TO DO ::
Omit all pictures, then retype the data exactly as given.

RECORD SET ::

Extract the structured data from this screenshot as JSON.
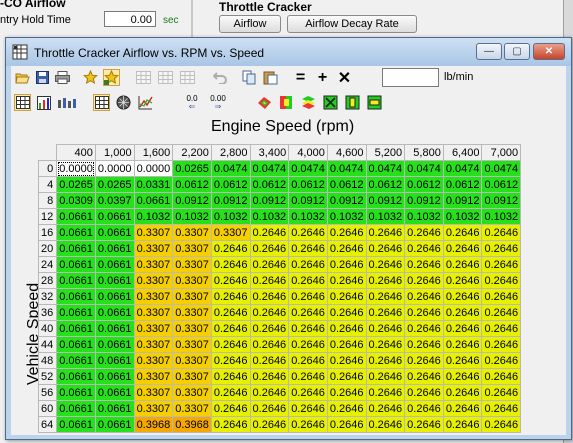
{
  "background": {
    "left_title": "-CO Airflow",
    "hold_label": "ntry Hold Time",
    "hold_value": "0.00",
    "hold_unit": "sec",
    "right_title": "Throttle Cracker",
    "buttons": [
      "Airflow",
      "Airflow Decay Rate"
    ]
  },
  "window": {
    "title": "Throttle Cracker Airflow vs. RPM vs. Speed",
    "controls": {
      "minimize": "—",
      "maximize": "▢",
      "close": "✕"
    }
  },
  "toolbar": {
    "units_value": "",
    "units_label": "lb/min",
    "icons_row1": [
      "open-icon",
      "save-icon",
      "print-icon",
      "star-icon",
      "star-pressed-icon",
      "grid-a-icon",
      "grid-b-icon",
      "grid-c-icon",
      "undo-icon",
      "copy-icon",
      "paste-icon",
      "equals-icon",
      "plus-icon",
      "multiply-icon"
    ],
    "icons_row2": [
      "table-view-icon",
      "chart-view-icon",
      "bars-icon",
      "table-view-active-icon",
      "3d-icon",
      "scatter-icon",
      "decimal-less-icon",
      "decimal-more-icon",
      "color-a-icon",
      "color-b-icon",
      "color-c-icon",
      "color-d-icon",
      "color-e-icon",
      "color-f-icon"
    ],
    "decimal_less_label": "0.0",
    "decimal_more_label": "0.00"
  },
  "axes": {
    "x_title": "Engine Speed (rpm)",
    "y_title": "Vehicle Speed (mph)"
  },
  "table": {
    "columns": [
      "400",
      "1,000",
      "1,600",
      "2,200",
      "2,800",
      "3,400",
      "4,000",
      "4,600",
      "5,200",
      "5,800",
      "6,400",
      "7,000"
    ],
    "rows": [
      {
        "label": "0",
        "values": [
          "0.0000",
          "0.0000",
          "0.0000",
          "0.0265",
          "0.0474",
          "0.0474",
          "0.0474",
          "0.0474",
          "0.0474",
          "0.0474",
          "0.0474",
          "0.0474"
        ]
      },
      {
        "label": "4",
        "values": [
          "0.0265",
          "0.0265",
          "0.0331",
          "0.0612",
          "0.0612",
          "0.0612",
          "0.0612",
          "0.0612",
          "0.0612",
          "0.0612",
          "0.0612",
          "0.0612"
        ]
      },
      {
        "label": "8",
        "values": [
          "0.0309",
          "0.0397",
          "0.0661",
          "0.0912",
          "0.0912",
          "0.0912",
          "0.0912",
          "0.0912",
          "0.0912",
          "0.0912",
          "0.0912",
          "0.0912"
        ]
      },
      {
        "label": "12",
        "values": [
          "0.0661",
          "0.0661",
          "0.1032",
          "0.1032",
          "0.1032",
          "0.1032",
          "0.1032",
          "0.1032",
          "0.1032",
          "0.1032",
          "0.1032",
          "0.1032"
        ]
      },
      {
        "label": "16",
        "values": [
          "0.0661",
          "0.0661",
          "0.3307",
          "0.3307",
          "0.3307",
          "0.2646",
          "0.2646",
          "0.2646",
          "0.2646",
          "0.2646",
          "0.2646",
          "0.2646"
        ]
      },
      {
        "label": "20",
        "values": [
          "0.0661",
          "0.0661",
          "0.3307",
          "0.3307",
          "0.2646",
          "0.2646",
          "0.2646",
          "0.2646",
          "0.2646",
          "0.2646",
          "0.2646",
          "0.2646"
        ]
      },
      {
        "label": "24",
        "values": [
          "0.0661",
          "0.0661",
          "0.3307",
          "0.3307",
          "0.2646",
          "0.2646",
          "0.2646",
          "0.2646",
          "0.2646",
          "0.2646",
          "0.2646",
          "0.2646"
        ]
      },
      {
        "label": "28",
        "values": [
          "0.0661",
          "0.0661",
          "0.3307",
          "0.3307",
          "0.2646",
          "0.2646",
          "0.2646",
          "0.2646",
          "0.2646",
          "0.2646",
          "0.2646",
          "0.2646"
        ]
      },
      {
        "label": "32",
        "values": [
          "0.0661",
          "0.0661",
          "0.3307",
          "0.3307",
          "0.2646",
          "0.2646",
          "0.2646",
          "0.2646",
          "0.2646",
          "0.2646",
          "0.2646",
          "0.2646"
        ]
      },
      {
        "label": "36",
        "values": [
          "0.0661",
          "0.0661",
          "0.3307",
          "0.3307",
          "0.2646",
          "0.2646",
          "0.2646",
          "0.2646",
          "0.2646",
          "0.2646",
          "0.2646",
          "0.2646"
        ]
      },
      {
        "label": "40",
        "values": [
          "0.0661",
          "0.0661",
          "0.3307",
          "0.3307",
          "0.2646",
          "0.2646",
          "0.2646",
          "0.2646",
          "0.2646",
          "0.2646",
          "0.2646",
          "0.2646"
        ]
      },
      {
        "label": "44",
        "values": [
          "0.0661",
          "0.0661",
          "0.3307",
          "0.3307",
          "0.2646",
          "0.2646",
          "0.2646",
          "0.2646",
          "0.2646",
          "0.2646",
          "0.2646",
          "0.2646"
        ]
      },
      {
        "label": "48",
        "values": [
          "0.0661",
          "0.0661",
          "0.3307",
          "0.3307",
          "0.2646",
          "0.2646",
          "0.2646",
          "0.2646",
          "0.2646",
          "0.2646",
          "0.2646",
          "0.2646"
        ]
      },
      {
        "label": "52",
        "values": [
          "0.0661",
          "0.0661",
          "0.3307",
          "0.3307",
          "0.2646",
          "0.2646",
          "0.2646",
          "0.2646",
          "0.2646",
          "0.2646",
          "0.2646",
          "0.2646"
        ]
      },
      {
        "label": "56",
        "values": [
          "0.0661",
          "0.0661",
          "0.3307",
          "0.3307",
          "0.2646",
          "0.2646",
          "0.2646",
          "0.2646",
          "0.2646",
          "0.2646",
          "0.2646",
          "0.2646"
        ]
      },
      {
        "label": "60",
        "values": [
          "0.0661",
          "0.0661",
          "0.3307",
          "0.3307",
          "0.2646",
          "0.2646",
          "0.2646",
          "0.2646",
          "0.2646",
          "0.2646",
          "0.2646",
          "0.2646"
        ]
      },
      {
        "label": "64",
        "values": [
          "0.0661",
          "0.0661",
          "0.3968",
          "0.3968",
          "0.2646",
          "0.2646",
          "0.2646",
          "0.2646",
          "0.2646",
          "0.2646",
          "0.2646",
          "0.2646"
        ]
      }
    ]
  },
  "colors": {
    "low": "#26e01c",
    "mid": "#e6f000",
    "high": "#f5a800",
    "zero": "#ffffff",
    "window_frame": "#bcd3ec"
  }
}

PROBLEM SOLUTION ::
Extract the structured data from this screenshot as JSON.
{
  "background": {
    "left_title": "-CO Airflow",
    "hold_label": "ntry Hold Time",
    "hold_value": "0.00",
    "hold_unit": "sec",
    "right_title": "Throttle Cracker",
    "buttons": [
      "Airflow",
      "Airflow Decay Rate"
    ]
  },
  "window": {
    "title": "Throttle Cracker Airflow vs. RPM vs. Speed",
    "controls": {
      "minimize": "—",
      "maximize": "▢",
      "close": "✕"
    }
  },
  "toolbar": {
    "units_value": "",
    "units_label": "lb/min",
    "icons_row1": [
      "open-icon",
      "save-icon",
      "print-icon",
      "star-icon",
      "star-pressed-icon",
      "grid-a-icon",
      "grid-b-icon",
      "grid-c-icon",
      "undo-icon",
      "copy-icon",
      "paste-icon",
      "equals-icon",
      "plus-icon",
      "multiply-icon"
    ],
    "icons_row2": [
      "table-view-icon",
      "chart-view-icon",
      "bars-icon",
      "table-view-active-icon",
      "3d-icon",
      "scatter-icon",
      "decimal-less-icon",
      "decimal-more-icon",
      "color-a-icon",
      "color-b-icon",
      "color-c-icon",
      "color-d-icon",
      "color-e-icon",
      "color-f-icon"
    ],
    "decimal_less_label": "0.0",
    "decimal_more_label": "0.00"
  },
  "axes": {
    "x_title": "Engine Speed (rpm)",
    "y_title": "Vehicle Speed (mph)"
  },
  "table": {
    "columns": [
      "400",
      "1,000",
      "1,600",
      "2,200",
      "2,800",
      "3,400",
      "4,000",
      "4,600",
      "5,200",
      "5,800",
      "6,400",
      "7,000"
    ],
    "rows": [
      {
        "label": "0",
        "values": [
          "0.0000",
          "0.0000",
          "0.0000",
          "0.0265",
          "0.0474",
          "0.0474",
          "0.0474",
          "0.0474",
          "0.0474",
          "0.0474",
          "0.0474",
          "0.0474"
        ]
      },
      {
        "label": "4",
        "values": [
          "0.0265",
          "0.0265",
          "0.0331",
          "0.0612",
          "0.0612",
          "0.0612",
          "0.0612",
          "0.0612",
          "0.0612",
          "0.0612",
          "0.0612",
          "0.0612"
        ]
      },
      {
        "label": "8",
        "values": [
          "0.0309",
          "0.0397",
          "0.0661",
          "0.0912",
          "0.0912",
          "0.0912",
          "0.0912",
          "0.0912",
          "0.0912",
          "0.0912",
          "0.0912",
          "0.0912"
        ]
      },
      {
        "label": "12",
        "values": [
          "0.0661",
          "0.0661",
          "0.1032",
          "0.1032",
          "0.1032",
          "0.1032",
          "0.1032",
          "0.1032",
          "0.1032",
          "0.1032",
          "0.1032",
          "0.1032"
        ]
      },
      {
        "label": "16",
        "values": [
          "0.0661",
          "0.0661",
          "0.3307",
          "0.3307",
          "0.3307",
          "0.2646",
          "0.2646",
          "0.2646",
          "0.2646",
          "0.2646",
          "0.2646",
          "0.2646"
        ]
      },
      {
        "label": "20",
        "values": [
          "0.0661",
          "0.0661",
          "0.3307",
          "0.3307",
          "0.2646",
          "0.2646",
          "0.2646",
          "0.2646",
          "0.2646",
          "0.2646",
          "0.2646",
          "0.2646"
        ]
      },
      {
        "label": "24",
        "values": [
          "0.0661",
          "0.0661",
          "0.3307",
          "0.3307",
          "0.2646",
          "0.2646",
          "0.2646",
          "0.2646",
          "0.2646",
          "0.2646",
          "0.2646",
          "0.2646"
        ]
      },
      {
        "label": "28",
        "values": [
          "0.0661",
          "0.0661",
          "0.3307",
          "0.3307",
          "0.2646",
          "0.2646",
          "0.2646",
          "0.2646",
          "0.2646",
          "0.2646",
          "0.2646",
          "0.2646"
        ]
      },
      {
        "label": "32",
        "values": [
          "0.0661",
          "0.0661",
          "0.3307",
          "0.3307",
          "0.2646",
          "0.2646",
          "0.2646",
          "0.2646",
          "0.2646",
          "0.2646",
          "0.2646",
          "0.2646"
        ]
      },
      {
        "label": "36",
        "values": [
          "0.0661",
          "0.0661",
          "0.3307",
          "0.3307",
          "0.2646",
          "0.2646",
          "0.2646",
          "0.2646",
          "0.2646",
          "0.2646",
          "0.2646",
          "0.2646"
        ]
      },
      {
        "label": "40",
        "values": [
          "0.0661",
          "0.0661",
          "0.3307",
          "0.3307",
          "0.2646",
          "0.2646",
          "0.2646",
          "0.2646",
          "0.2646",
          "0.2646",
          "0.2646",
          "0.2646"
        ]
      },
      {
        "label": "44",
        "values": [
          "0.0661",
          "0.0661",
          "0.3307",
          "0.3307",
          "0.2646",
          "0.2646",
          "0.2646",
          "0.2646",
          "0.2646",
          "0.2646",
          "0.2646",
          "0.2646"
        ]
      },
      {
        "label": "48",
        "values": [
          "0.0661",
          "0.0661",
          "0.3307",
          "0.3307",
          "0.2646",
          "0.2646",
          "0.2646",
          "0.2646",
          "0.2646",
          "0.2646",
          "0.2646",
          "0.2646"
        ]
      },
      {
        "label": "52",
        "values": [
          "0.0661",
          "0.0661",
          "0.3307",
          "0.3307",
          "0.2646",
          "0.2646",
          "0.2646",
          "0.2646",
          "0.2646",
          "0.2646",
          "0.2646",
          "0.2646"
        ]
      },
      {
        "label": "56",
        "values": [
          "0.0661",
          "0.0661",
          "0.3307",
          "0.3307",
          "0.2646",
          "0.2646",
          "0.2646",
          "0.2646",
          "0.2646",
          "0.2646",
          "0.2646",
          "0.2646"
        ]
      },
      {
        "label": "60",
        "values": [
          "0.0661",
          "0.0661",
          "0.3307",
          "0.3307",
          "0.2646",
          "0.2646",
          "0.2646",
          "0.2646",
          "0.2646",
          "0.2646",
          "0.2646",
          "0.2646"
        ]
      },
      {
        "label": "64",
        "values": [
          "0.0661",
          "0.0661",
          "0.3968",
          "0.3968",
          "0.2646",
          "0.2646",
          "0.2646",
          "0.2646",
          "0.2646",
          "0.2646",
          "0.2646",
          "0.2646"
        ]
      }
    ]
  },
  "colors": {
    "low": "#26e01c",
    "mid": "#e6f000",
    "high": "#f5a800",
    "zero": "#ffffff",
    "window_frame": "#bcd3ec"
  }
}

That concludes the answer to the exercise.